Exact reproduction of the data is required, with images excluded.

+++

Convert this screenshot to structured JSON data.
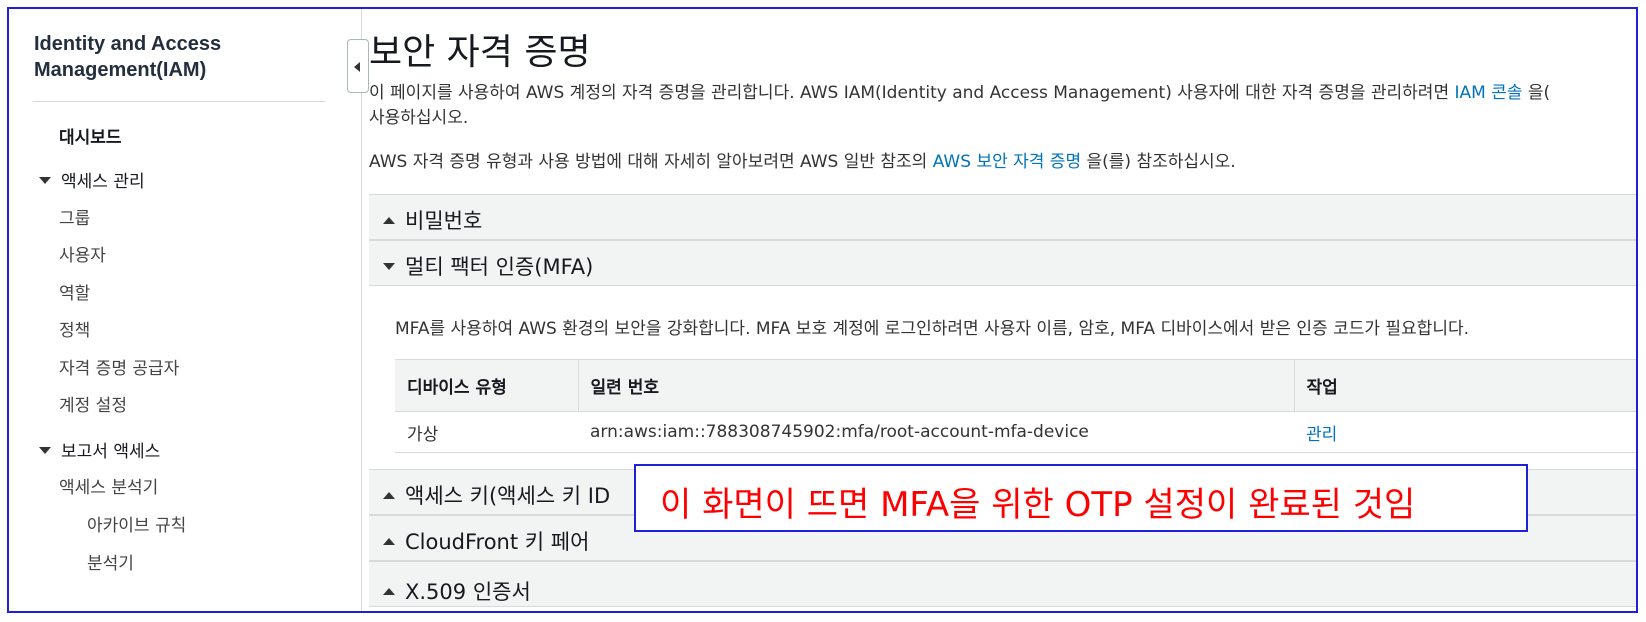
{
  "sidebar": {
    "title_line1": "Identity and Access",
    "title_line2": "Management(IAM)",
    "dashboard": "대시보드",
    "access_mgmt": "액세스 관리",
    "groups": "그룹",
    "users": "사용자",
    "roles": "역할",
    "policies": "정책",
    "identity_providers": "자격 증명 공급자",
    "account_settings": "계정 설정",
    "reports": "보고서 액세스",
    "access_analyzer": "액세스 분석기",
    "archive_rules": "아카이브 규칙",
    "analyzers": "분석기"
  },
  "main": {
    "title": "보안 자격 증명",
    "desc1_a": "이 페이지를 사용하여 AWS 계정의 자격 증명을 관리합니다. AWS IAM(Identity and Access Management) 사용자에 대한 자격 증명을 관리하려면 ",
    "desc1_link": "IAM 콘솔",
    "desc1_b": " 을(",
    "desc1_line2": "사용하십시오.",
    "desc2_a": "AWS 자격 증명 유형과 사용 방법에 대해 자세히 알아보려면 AWS 일반 참조의 ",
    "desc2_link": "AWS 보안 자격 증명",
    "desc2_b": " 을(를) 참조하십시오.",
    "sections": {
      "password": "비밀번호",
      "mfa": "멀티 팩터 인증(MFA)",
      "access_keys": "액세스 키(액세스 키 ID",
      "cloudfront": "CloudFront 키 페어",
      "x509": "X.509 인증서"
    },
    "mfa_desc": "MFA를 사용하여 AWS 환경의 보안을 강화합니다. MFA 보호 계정에 로그인하려면 사용자 이름, 암호, MFA 디바이스에서 받은 인증 코드가 필요합니다.",
    "table": {
      "headers": [
        "디바이스 유형",
        "일련 번호",
        "작업"
      ],
      "row": {
        "type": "가상",
        "serial": "arn:aws:iam::788308745902:mfa/root-account-mfa-device",
        "action": "관리"
      }
    }
  },
  "annotation": "이 화면이 뜨면 MFA을 위한 OTP 설정이 완료된 것임"
}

+++

__SOLUTION TO THIS PROBLEM__:
Convert this screenshot to structured JSON data.
{
  "sidebar": {
    "title_line1": "Identity and Access",
    "title_line2": "Management(IAM)",
    "dashboard": "대시보드",
    "access_mgmt": "액세스 관리",
    "groups": "그룹",
    "users": "사용자",
    "roles": "역할",
    "policies": "정책",
    "identity_providers": "자격 증명 공급자",
    "account_settings": "계정 설정",
    "reports": "보고서 액세스",
    "access_analyzer": "액세스 분석기",
    "archive_rules": "아카이브 규칙",
    "analyzers": "분석기"
  },
  "main": {
    "title": "보안 자격 증명",
    "desc1_a": "이 페이지를 사용하여 AWS 계정의 자격 증명을 관리합니다. AWS IAM(Identity and Access Management) 사용자에 대한 자격 증명을 관리하려면 ",
    "desc1_link": "IAM 콘솔",
    "desc1_b": " 을(",
    "desc1_line2": "사용하십시오.",
    "desc2_a": "AWS 자격 증명 유형과 사용 방법에 대해 자세히 알아보려면 AWS 일반 참조의 ",
    "desc2_link": "AWS 보안 자격 증명",
    "desc2_b": " 을(를) 참조하십시오.",
    "sections": {
      "password": "비밀번호",
      "mfa": "멀티 팩터 인증(MFA)",
      "access_keys": "액세스 키(액세스 키 ID",
      "cloudfront": "CloudFront 키 페어",
      "x509": "X.509 인증서"
    },
    "mfa_desc": "MFA를 사용하여 AWS 환경의 보안을 강화합니다. MFA 보호 계정에 로그인하려면 사용자 이름, 암호, MFA 디바이스에서 받은 인증 코드가 필요합니다.",
    "table": {
      "headers": [
        "디바이스 유형",
        "일련 번호",
        "작업"
      ],
      "row": {
        "type": "가상",
        "serial": "arn:aws:iam::788308745902:mfa/root-account-mfa-device",
        "action": "관리"
      }
    }
  },
  "annotation": "이 화면이 뜨면 MFA을 위한 OTP 설정이 완료된 것임"
}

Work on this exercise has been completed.